WORK INSTRUCTIONS -
Skip the pictures. Reproduce all other material exactly.

[Start]

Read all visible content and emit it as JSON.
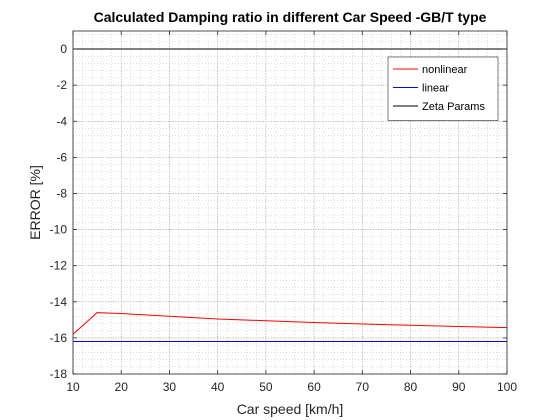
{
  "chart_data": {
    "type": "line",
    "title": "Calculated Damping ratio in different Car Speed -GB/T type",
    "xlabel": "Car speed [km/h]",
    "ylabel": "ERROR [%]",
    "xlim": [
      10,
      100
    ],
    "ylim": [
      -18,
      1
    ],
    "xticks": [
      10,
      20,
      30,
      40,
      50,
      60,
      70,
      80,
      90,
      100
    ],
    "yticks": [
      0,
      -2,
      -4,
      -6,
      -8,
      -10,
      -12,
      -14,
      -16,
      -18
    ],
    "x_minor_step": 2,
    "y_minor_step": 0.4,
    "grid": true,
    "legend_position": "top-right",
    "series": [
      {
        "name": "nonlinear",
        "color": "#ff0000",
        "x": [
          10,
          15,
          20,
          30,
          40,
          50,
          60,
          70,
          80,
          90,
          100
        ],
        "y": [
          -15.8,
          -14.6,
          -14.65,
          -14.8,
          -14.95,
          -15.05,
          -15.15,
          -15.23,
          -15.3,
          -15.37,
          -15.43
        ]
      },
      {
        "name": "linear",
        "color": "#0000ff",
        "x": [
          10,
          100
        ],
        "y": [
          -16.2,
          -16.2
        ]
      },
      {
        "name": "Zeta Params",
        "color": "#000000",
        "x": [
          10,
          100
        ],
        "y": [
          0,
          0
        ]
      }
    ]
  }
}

[End]

SOLUTION TO THIS PROBLEM -
Read all visible content and emit it as JSON.
{
  "chart_data": {
    "type": "line",
    "title": "Calculated Damping ratio in different Car Speed -GB/T type",
    "xlabel": "Car speed [km/h]",
    "ylabel": "ERROR [%]",
    "xlim": [
      10,
      100
    ],
    "ylim": [
      -18,
      1
    ],
    "xticks": [
      10,
      20,
      30,
      40,
      50,
      60,
      70,
      80,
      90,
      100
    ],
    "yticks": [
      0,
      -2,
      -4,
      -6,
      -8,
      -10,
      -12,
      -14,
      -16,
      -18
    ],
    "x_minor_step": 2,
    "y_minor_step": 0.4,
    "grid": true,
    "legend_position": "top-right",
    "series": [
      {
        "name": "nonlinear",
        "color": "#ff0000",
        "x": [
          10,
          15,
          20,
          30,
          40,
          50,
          60,
          70,
          80,
          90,
          100
        ],
        "y": [
          -15.8,
          -14.6,
          -14.65,
          -14.8,
          -14.95,
          -15.05,
          -15.15,
          -15.23,
          -15.3,
          -15.37,
          -15.43
        ]
      },
      {
        "name": "linear",
        "color": "#0000ff",
        "x": [
          10,
          100
        ],
        "y": [
          -16.2,
          -16.2
        ]
      },
      {
        "name": "Zeta Params",
        "color": "#000000",
        "x": [
          10,
          100
        ],
        "y": [
          0,
          0
        ]
      }
    ]
  }
}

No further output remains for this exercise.